(Box annotation data)
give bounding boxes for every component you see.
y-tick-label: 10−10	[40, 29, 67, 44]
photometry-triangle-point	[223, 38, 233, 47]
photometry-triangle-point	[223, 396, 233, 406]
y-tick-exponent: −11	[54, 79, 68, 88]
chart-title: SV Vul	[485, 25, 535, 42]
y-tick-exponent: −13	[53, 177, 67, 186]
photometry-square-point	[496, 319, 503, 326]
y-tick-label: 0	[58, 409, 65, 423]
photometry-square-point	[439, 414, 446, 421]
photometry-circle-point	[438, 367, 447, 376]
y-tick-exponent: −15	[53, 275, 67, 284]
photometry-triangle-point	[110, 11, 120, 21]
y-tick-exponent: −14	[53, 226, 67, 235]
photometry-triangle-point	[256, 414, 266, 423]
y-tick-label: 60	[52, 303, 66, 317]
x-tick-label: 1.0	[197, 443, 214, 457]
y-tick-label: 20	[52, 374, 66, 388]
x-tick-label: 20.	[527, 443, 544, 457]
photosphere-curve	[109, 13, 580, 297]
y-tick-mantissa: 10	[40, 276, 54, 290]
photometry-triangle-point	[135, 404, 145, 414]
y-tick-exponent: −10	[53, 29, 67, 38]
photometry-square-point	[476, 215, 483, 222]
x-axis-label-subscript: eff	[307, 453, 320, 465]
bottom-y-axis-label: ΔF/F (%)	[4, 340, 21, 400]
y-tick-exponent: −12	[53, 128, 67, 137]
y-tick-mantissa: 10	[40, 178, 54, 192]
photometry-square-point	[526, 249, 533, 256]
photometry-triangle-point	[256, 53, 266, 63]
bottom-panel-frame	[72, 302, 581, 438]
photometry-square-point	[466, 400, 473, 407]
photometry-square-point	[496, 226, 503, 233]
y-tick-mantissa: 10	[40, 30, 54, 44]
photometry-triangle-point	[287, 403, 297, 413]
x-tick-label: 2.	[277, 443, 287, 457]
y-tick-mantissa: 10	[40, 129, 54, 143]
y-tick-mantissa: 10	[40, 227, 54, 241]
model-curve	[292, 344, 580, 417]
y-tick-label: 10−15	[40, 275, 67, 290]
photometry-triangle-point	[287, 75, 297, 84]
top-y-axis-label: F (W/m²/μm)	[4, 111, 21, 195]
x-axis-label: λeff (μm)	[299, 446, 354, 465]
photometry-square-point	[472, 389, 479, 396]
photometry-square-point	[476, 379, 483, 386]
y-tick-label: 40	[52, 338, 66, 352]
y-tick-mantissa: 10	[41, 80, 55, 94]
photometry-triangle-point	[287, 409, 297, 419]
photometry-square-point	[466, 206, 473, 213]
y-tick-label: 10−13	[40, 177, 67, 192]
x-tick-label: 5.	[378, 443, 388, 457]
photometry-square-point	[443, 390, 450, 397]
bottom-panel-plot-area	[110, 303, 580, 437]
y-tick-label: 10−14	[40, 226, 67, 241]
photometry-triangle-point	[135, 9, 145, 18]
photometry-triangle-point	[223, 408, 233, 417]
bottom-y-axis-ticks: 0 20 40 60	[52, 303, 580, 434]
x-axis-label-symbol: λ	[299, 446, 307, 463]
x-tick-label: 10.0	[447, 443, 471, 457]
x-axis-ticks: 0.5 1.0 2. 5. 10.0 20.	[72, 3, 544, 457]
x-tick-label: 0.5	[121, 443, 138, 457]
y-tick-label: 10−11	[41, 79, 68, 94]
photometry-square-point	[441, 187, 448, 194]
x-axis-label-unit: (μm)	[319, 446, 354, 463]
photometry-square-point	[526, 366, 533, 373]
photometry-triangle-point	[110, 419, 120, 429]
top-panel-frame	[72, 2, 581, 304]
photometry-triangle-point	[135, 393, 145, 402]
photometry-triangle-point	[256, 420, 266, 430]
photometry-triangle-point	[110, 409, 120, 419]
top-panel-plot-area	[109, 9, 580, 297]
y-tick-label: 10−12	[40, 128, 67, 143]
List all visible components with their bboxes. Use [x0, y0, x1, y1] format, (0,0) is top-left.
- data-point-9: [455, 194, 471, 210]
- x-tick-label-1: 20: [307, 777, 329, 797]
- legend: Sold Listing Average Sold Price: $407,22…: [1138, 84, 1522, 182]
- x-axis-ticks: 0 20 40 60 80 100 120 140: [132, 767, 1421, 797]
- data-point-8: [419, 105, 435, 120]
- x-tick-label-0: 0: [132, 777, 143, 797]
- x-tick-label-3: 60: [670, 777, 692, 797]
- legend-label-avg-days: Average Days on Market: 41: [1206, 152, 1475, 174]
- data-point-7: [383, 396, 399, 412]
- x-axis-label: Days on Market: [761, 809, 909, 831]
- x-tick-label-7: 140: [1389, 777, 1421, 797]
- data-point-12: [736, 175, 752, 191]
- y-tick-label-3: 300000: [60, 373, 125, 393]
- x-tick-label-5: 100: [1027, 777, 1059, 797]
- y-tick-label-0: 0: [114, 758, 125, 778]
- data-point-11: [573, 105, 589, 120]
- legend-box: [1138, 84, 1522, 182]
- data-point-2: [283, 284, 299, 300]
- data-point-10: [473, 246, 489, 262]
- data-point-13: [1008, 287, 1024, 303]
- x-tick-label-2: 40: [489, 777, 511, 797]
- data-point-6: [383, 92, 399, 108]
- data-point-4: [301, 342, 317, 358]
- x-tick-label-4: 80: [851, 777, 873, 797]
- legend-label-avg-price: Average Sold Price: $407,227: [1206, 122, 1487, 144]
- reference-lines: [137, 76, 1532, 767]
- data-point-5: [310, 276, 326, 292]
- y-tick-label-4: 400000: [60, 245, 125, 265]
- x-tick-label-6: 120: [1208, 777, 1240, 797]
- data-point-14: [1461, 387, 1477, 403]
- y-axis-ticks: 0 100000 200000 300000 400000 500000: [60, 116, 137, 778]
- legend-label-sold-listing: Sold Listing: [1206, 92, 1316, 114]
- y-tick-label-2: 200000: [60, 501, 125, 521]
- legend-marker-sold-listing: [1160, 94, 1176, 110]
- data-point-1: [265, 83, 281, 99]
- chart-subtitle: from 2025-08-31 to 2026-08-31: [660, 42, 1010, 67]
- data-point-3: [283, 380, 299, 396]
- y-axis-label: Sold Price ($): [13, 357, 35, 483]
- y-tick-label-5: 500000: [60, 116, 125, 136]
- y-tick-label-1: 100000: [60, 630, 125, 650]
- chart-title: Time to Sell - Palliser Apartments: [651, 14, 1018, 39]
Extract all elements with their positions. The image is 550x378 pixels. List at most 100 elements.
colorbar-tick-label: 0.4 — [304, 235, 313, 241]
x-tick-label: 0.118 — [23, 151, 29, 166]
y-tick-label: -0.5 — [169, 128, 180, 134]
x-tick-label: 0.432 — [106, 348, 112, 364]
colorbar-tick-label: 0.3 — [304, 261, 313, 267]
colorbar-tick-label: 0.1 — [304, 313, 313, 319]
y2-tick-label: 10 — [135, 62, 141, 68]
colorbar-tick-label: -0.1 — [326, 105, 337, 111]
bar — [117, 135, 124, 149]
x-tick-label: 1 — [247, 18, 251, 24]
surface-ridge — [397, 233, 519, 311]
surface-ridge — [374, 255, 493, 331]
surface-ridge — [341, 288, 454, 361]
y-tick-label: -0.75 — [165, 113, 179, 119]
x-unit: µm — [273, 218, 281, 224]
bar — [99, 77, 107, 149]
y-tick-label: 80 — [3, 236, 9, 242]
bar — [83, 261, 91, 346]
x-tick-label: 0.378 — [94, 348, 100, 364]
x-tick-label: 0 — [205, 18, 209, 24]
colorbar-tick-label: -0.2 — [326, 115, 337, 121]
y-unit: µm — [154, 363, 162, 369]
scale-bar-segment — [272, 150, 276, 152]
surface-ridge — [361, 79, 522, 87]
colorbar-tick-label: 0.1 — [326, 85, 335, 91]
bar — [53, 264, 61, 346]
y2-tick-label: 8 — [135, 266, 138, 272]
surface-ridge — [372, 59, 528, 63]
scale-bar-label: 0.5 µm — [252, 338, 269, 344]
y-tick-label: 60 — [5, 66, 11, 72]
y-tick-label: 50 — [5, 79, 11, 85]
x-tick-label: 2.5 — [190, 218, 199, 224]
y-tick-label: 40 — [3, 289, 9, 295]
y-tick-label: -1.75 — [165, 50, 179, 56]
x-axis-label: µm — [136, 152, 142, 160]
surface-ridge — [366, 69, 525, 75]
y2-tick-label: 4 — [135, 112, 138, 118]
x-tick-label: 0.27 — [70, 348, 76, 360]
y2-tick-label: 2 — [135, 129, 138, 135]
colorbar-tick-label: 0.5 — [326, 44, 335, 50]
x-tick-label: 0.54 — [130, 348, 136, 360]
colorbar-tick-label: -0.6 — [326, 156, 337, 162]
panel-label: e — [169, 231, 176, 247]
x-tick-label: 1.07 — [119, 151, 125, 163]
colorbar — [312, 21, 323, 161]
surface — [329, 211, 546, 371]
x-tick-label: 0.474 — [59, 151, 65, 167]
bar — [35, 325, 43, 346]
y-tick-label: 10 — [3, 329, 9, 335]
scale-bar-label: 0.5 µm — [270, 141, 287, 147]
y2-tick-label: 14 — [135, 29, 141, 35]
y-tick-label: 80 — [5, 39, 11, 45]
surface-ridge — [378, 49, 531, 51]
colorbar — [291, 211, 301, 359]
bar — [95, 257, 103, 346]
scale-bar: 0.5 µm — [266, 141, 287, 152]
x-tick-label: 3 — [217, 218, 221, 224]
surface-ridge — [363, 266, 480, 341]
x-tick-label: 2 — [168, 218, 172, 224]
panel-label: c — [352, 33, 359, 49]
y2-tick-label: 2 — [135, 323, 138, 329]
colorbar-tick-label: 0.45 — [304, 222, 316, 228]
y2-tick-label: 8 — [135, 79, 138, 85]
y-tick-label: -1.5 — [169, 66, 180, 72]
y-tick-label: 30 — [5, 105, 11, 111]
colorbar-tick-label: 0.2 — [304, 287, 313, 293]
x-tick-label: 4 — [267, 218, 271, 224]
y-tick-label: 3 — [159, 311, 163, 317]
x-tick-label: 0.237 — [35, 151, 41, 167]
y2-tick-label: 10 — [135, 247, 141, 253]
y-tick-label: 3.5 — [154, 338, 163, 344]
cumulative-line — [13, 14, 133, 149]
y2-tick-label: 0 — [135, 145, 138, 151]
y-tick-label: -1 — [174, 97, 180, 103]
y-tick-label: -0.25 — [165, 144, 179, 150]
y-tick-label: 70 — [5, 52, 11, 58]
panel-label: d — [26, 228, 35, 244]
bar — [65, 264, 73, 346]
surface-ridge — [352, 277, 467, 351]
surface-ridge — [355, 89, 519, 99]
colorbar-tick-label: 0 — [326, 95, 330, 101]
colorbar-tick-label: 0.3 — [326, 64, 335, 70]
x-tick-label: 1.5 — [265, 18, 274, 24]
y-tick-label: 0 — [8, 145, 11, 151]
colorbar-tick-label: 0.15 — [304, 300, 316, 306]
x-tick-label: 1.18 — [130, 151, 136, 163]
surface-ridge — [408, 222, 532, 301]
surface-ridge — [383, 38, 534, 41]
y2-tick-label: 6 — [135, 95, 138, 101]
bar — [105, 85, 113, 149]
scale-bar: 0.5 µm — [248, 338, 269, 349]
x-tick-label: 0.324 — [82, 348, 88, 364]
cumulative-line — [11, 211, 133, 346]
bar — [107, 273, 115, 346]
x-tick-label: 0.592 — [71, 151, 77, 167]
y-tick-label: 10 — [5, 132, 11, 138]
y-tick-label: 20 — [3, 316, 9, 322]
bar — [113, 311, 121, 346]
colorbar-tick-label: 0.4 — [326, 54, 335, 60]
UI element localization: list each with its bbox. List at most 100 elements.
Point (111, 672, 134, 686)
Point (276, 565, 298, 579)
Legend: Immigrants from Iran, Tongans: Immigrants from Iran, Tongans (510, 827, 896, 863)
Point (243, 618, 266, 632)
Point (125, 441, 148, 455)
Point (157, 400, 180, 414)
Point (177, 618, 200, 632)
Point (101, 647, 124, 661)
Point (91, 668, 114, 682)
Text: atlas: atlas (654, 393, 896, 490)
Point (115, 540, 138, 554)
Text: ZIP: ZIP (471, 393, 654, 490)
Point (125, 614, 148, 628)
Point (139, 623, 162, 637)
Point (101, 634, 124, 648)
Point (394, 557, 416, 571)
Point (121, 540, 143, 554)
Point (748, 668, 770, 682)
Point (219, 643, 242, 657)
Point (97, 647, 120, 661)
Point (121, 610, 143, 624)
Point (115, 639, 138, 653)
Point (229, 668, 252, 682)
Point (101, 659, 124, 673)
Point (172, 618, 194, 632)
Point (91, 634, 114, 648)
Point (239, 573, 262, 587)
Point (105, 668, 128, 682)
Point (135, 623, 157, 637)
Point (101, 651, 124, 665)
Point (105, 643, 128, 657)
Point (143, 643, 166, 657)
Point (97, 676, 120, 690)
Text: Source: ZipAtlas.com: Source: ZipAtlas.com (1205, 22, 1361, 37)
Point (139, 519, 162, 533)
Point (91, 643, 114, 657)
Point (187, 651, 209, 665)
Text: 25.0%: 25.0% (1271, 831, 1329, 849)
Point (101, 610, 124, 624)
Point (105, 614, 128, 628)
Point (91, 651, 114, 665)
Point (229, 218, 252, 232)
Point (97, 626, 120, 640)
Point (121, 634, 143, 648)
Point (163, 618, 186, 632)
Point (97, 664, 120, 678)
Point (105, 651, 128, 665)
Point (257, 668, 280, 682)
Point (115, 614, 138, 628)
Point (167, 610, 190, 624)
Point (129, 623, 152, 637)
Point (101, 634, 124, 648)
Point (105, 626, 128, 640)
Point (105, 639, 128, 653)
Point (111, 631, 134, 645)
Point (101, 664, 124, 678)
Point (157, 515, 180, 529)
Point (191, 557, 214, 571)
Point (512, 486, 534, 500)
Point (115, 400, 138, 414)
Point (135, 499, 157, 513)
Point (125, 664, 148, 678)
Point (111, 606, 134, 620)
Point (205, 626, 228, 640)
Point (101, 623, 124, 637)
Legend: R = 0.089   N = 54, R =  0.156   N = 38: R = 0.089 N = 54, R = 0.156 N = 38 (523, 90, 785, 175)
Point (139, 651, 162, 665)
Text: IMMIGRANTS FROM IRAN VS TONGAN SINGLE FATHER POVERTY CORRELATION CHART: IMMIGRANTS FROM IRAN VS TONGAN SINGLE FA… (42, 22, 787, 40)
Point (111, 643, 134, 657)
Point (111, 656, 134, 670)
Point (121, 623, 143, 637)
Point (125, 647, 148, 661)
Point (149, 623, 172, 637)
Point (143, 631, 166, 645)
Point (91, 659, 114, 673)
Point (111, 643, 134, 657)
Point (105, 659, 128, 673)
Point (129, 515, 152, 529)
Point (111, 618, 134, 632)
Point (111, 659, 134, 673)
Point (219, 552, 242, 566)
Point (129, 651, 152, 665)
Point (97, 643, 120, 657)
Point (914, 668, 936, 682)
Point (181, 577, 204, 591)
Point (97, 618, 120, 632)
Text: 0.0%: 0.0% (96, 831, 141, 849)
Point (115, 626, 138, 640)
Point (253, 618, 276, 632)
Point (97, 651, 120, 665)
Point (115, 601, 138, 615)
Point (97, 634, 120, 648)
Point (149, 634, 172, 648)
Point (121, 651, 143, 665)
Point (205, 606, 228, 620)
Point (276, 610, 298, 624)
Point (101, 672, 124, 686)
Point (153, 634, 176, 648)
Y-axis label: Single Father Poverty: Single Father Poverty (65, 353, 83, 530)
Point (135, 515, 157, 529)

Your instructions = Output the material as a Markdown table with the columns Row and Line, starting at its first line and ending after the line that contains "25, 535, 42]". Number each row and leave out any blank lines.

The result =
| Row | Line |
|---|---|
| 1 | give bounding boxes for every component you see. |
| 2 | y-tick-label: 10−10	[40, 29, 67, 44] |
| 3 | photometry-triangle-point	[223, 38, 233, 47] |
| 4 | photometry-triangle-point	[223, 396, 233, 406] |
| 5 | y-tick-exponent: −11	[54, 79, 68, 88] |
| 6 | chart-title: SV Vul	[485, 25, 535, 42] |